**Element box entries**:
━━━━━━━━

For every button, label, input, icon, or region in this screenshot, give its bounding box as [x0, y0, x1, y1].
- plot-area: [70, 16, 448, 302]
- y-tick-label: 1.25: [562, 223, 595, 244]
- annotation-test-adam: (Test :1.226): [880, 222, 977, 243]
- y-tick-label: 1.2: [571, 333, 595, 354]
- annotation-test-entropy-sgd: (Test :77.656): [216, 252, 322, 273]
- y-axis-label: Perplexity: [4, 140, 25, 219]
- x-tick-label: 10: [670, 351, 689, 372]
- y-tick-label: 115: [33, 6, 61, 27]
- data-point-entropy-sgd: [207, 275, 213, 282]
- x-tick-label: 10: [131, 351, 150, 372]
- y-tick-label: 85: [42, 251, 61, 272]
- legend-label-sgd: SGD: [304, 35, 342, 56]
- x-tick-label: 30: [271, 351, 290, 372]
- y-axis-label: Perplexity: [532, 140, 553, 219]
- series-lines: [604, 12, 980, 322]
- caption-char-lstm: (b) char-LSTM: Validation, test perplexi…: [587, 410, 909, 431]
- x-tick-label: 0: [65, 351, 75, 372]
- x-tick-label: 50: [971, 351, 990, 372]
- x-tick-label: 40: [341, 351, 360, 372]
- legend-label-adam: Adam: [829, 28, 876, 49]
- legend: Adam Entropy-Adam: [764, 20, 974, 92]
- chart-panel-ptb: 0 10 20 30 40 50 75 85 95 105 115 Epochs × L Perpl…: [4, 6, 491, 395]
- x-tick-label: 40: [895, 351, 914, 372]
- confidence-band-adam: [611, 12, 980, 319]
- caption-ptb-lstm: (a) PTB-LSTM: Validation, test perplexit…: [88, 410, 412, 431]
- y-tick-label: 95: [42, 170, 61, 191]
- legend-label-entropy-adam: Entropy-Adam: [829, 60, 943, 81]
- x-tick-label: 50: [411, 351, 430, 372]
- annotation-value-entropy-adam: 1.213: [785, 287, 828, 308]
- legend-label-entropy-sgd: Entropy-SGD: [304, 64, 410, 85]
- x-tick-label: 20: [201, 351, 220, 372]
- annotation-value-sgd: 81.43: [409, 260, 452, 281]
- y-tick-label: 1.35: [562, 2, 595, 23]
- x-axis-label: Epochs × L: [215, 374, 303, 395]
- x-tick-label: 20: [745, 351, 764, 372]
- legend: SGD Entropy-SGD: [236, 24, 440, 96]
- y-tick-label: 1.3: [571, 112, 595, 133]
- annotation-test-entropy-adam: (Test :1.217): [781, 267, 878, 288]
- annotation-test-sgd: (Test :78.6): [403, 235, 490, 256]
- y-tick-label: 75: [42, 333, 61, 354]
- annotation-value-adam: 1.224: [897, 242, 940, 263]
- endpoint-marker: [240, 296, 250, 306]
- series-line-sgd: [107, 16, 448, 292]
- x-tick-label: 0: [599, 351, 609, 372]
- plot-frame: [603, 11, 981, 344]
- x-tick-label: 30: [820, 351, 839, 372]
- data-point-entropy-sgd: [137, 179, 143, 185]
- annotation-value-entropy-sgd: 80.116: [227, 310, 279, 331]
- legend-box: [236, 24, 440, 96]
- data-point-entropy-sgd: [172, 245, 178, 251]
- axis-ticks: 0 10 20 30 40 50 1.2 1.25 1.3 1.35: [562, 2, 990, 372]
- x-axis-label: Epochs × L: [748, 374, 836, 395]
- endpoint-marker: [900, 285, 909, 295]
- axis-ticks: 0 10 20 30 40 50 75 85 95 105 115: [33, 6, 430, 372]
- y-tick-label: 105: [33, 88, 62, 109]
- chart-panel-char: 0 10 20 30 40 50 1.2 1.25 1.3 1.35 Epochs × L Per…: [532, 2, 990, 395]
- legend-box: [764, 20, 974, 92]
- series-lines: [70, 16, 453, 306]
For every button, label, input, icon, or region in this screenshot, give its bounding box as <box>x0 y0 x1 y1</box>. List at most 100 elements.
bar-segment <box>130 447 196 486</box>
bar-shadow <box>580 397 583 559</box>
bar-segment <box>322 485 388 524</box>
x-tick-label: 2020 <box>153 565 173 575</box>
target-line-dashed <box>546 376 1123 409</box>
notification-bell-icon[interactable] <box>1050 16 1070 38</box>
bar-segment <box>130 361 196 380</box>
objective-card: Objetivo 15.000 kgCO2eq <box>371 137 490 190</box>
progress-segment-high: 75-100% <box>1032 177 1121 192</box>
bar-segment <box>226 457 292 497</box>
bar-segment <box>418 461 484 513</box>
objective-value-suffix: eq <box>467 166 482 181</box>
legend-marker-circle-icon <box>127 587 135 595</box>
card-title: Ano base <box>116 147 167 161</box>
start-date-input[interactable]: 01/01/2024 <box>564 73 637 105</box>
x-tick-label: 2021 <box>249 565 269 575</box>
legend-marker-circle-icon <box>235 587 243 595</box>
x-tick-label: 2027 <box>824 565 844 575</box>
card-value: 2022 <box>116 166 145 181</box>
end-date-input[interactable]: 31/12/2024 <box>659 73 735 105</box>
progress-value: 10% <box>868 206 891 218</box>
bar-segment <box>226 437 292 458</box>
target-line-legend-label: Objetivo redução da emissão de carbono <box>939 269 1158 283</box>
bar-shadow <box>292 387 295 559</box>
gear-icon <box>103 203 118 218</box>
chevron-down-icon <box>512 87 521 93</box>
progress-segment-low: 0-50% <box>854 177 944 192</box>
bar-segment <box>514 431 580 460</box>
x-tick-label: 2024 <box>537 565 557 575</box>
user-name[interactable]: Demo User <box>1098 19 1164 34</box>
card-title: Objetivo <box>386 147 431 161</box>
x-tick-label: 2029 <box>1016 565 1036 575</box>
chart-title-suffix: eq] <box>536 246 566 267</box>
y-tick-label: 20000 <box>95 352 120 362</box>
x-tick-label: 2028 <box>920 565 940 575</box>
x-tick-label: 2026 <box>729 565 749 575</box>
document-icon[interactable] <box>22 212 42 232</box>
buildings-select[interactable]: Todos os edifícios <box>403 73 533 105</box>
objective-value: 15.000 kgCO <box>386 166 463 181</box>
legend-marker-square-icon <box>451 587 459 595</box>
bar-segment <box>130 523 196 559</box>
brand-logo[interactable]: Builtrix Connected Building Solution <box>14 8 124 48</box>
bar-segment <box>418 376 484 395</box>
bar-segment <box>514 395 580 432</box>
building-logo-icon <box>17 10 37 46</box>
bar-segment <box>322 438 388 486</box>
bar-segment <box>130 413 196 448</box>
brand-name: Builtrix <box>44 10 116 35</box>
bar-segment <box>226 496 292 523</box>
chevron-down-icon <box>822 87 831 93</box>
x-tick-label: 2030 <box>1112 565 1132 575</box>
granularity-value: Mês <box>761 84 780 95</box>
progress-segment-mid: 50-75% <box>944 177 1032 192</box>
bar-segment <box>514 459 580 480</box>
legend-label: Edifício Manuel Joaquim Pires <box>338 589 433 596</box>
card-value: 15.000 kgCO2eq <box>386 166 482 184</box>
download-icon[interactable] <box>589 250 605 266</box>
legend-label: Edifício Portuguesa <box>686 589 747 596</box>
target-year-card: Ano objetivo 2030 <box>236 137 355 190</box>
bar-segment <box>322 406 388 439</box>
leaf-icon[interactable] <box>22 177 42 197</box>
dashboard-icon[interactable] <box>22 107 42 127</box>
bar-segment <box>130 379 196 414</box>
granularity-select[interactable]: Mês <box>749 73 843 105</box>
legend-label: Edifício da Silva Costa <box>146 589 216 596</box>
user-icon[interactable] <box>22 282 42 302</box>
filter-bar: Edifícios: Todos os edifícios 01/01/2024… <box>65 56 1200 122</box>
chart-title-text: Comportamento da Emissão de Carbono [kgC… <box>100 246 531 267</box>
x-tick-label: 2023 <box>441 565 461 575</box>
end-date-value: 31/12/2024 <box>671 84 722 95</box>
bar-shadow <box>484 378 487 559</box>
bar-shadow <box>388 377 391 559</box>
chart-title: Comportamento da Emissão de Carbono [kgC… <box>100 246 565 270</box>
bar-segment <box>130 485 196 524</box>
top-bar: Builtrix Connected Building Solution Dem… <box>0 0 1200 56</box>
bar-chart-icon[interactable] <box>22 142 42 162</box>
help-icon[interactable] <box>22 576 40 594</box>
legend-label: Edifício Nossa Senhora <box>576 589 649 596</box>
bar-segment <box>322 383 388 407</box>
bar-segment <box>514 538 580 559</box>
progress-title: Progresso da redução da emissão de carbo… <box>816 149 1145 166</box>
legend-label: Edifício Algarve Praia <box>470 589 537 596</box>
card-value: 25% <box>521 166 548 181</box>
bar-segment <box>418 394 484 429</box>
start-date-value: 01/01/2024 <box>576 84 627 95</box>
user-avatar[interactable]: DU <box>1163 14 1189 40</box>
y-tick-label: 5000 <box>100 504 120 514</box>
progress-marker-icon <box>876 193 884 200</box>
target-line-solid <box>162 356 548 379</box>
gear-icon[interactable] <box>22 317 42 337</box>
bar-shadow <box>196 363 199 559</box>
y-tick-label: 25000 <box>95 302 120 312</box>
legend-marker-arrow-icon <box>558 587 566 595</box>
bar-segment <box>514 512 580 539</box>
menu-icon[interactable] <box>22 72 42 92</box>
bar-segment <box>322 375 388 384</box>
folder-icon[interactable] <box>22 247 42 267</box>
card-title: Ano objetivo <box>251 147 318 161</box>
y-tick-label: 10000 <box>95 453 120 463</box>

━━━━━━━━

**SET TASK**: From the first line of the entries through the line containing "- annotation-test-adam: (Test", swap "screenshot" for "image" and give those lines again with nothing else changed.

**SOLUTION BELOW**:
For every button, label, input, icon, or region in this image, give its bounding box as [x0, y0, x1, y1].
- plot-area: [70, 16, 448, 302]
- y-tick-label: 1.25: [562, 223, 595, 244]
- annotation-test-adam: (Test :1.226): [880, 222, 977, 243]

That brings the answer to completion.